> **Aim of the task**: Locate the word "Panier" in the data below, then copy every line that holds it.

[Records from a data source]
++++++++++++++++++++
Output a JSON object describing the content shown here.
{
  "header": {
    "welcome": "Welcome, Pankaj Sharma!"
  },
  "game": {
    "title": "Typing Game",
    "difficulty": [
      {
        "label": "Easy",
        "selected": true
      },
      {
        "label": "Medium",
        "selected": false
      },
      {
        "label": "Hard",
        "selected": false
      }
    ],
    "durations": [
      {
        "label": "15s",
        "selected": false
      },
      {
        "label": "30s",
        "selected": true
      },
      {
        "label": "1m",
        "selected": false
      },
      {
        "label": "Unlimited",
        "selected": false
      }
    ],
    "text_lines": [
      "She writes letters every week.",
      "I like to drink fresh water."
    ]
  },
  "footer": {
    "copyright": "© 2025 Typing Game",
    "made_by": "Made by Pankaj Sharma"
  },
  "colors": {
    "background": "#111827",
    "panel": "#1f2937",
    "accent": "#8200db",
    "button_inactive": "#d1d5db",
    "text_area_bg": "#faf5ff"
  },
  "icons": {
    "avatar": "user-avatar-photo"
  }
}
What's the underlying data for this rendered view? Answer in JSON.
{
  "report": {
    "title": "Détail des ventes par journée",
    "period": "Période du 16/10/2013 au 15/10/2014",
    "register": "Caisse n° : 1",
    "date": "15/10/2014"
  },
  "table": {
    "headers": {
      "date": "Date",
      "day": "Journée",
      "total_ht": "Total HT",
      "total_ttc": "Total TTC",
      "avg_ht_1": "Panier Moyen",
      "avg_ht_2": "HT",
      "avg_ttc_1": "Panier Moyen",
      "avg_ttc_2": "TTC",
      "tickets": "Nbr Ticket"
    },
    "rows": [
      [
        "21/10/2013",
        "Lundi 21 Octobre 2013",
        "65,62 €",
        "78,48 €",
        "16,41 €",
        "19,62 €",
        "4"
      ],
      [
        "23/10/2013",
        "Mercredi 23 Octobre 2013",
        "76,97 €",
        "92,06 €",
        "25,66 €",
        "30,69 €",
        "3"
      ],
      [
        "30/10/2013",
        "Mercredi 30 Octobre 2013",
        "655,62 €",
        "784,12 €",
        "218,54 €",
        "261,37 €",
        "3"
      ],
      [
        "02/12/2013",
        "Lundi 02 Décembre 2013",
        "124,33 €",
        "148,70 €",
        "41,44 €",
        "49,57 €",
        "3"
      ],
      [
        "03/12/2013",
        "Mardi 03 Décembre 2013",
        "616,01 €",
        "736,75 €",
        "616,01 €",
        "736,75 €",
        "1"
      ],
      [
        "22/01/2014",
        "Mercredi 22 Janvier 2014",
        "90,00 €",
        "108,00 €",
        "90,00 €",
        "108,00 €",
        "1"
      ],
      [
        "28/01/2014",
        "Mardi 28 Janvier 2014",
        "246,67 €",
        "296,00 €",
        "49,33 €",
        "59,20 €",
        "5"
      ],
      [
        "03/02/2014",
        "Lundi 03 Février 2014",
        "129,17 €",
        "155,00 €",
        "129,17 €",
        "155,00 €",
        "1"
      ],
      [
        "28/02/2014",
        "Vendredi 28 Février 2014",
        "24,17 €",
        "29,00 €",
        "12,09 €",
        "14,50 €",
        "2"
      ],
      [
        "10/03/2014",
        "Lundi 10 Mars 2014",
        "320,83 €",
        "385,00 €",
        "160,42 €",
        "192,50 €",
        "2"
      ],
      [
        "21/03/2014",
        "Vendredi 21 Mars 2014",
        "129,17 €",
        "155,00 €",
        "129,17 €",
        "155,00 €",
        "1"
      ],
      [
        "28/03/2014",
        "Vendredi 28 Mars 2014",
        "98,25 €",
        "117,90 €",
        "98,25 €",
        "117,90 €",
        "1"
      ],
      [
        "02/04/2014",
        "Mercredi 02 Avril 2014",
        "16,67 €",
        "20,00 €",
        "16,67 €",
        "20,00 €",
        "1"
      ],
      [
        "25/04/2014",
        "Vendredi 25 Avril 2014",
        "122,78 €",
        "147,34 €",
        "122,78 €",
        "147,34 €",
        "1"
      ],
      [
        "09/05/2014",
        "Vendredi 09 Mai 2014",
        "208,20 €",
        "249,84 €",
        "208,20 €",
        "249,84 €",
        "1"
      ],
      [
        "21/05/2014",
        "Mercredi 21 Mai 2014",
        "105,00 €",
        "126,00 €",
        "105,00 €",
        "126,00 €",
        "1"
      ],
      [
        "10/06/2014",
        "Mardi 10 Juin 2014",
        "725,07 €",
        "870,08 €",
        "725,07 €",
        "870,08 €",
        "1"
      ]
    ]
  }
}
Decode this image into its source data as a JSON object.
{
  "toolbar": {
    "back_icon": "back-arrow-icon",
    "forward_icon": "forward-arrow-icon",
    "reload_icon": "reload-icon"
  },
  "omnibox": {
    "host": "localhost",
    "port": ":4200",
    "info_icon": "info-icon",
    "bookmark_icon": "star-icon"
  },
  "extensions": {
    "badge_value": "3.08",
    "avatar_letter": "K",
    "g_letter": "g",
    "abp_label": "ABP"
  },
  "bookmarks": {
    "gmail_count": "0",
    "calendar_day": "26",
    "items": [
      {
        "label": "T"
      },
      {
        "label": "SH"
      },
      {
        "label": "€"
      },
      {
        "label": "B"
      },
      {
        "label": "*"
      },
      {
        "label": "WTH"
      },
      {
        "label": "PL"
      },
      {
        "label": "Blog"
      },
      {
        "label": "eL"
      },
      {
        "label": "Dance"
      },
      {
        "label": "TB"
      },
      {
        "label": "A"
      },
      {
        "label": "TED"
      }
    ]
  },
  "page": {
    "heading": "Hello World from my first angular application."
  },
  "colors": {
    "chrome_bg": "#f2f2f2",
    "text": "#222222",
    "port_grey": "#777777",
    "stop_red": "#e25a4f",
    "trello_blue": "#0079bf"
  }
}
++++++++++++++++++++
> **Exercise response**:
      "avg_ht_1": "Panier Moyen",
      "avg_ttc_1": "Panier Moyen",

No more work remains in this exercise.